### Given instruction a
List every polygon named in the lines that follow "And so on..." in the forum post on shapes with equal perimeter and area below.

□ □ □

Here's what I've found so far.
- Circumference of a circle with identical circumference and area: $4\pi$
- Side length of a triangle with identical perimeter and area: $4\sqrt{3}$
And so on...
- Square: $4$
- Pentagon: $4\sqrt{5 - 2\sqrt{5}}$
- Hexagon: $\frac{4\sqrt{3}}{3}$
- Heptagon: $\frac{4\cos{\frac{3\pi}{14}}}{1 + \sin{\frac{3\pi}{14}}}$
- Octagon: $4(1+ \sqrt{2})$
Is there a pattern here with the 4s?
We can look at a regular $n$-gon of "radius" $r$, i.e., the convex hull of $r$ times the $n$-th roots of unity.

□ □ □

### Given instruction b
Switch "interactable" to "clickable" in the entries, starting at their first line and stopping after the line that contains "render-view-button[interactable]: [436, 48, 468, 80]". Give only those lines, with nothing else changed.

□ □ □

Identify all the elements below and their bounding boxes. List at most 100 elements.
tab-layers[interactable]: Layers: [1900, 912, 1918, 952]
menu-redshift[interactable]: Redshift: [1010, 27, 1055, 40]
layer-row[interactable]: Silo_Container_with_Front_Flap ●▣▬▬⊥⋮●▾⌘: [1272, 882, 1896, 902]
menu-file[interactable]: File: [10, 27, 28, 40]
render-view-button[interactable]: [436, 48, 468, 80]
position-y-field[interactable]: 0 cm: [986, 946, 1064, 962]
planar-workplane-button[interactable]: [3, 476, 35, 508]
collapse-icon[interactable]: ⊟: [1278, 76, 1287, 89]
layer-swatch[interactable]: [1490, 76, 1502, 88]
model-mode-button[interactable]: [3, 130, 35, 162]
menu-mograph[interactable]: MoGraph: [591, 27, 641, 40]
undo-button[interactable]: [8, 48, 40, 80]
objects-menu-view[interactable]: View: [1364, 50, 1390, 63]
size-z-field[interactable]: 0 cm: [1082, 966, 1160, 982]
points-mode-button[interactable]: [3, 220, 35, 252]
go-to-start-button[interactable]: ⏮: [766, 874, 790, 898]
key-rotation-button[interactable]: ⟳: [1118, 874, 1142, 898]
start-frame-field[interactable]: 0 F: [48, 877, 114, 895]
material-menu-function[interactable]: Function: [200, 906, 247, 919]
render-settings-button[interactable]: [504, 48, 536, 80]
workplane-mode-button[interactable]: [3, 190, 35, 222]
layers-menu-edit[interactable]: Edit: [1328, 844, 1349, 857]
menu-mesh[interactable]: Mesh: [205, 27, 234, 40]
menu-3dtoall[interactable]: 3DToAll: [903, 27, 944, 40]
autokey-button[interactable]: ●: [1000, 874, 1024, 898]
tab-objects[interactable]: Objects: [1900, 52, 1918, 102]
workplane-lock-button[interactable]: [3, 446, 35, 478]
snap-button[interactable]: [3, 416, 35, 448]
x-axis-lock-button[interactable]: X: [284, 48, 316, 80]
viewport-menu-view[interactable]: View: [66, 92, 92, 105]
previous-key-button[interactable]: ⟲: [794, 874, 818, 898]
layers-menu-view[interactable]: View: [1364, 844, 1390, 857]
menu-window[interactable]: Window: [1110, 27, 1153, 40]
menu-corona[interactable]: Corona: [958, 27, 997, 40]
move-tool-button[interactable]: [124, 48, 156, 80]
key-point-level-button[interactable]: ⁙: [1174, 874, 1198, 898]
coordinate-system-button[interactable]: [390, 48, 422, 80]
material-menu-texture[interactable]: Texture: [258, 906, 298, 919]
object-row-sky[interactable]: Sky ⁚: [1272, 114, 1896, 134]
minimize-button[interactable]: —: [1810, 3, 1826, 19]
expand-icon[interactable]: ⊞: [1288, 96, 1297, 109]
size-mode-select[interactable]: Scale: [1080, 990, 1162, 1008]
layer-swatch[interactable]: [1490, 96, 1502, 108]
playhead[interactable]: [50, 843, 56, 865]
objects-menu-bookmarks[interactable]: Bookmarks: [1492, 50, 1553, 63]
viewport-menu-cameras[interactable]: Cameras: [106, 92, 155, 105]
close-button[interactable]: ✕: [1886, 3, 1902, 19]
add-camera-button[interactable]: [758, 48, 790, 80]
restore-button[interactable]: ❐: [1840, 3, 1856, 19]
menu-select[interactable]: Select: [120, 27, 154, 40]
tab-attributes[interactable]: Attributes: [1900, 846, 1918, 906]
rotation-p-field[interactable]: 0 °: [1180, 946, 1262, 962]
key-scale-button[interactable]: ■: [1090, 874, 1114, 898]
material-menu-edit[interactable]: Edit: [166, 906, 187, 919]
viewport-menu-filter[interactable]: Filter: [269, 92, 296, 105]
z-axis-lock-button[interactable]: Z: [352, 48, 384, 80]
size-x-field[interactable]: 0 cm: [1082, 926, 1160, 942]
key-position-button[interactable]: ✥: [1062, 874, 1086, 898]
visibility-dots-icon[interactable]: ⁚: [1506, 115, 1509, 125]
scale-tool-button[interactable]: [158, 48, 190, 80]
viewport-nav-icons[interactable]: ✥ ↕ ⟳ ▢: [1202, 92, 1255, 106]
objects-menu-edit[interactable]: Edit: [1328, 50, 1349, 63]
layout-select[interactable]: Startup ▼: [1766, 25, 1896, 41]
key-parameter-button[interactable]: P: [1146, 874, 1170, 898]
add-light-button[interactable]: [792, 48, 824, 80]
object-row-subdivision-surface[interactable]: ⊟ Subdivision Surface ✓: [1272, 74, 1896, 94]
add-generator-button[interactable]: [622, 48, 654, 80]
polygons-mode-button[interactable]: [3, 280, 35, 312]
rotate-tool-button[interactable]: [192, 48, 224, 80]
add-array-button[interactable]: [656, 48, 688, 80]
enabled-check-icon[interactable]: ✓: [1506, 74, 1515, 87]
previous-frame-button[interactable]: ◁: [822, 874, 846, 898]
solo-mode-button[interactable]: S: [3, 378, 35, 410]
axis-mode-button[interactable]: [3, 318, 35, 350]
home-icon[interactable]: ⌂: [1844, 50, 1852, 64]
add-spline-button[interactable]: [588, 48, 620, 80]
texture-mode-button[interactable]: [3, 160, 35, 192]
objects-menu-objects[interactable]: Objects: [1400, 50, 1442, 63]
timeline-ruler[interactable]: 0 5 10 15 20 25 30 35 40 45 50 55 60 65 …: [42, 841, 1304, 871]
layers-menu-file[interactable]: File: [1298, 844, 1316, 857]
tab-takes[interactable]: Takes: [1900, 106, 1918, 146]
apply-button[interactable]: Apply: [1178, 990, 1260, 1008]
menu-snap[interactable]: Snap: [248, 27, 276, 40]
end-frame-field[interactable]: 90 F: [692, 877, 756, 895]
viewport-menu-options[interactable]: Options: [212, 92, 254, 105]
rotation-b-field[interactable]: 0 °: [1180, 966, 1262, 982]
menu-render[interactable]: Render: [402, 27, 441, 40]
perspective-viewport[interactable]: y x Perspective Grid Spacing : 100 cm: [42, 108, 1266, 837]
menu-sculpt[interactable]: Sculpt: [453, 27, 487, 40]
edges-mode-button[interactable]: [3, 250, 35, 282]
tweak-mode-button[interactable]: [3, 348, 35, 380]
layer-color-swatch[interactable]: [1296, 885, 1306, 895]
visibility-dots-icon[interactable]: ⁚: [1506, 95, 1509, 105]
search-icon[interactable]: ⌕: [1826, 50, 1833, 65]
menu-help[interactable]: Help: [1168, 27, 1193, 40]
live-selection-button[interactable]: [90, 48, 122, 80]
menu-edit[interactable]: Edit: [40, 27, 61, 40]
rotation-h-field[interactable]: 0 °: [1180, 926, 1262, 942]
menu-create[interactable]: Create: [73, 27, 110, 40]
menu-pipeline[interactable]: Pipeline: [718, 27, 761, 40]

□ □ □

### Written answer a
Square, Pentagon, Hexagon, Heptagon, Octagon

### Written answer b
Identify all the elements below and their bounding boxes. List at most 100 elements.
tab-layers[clickable]: Layers: [1900, 912, 1918, 952]
menu-redshift[clickable]: Redshift: [1010, 27, 1055, 40]
layer-row[clickable]: Silo_Container_with_Front_Flap ●▣▬▬⊥⋮●▾⌘: [1272, 882, 1896, 902]
menu-file[clickable]: File: [10, 27, 28, 40]
render-view-button[clickable]: [436, 48, 468, 80]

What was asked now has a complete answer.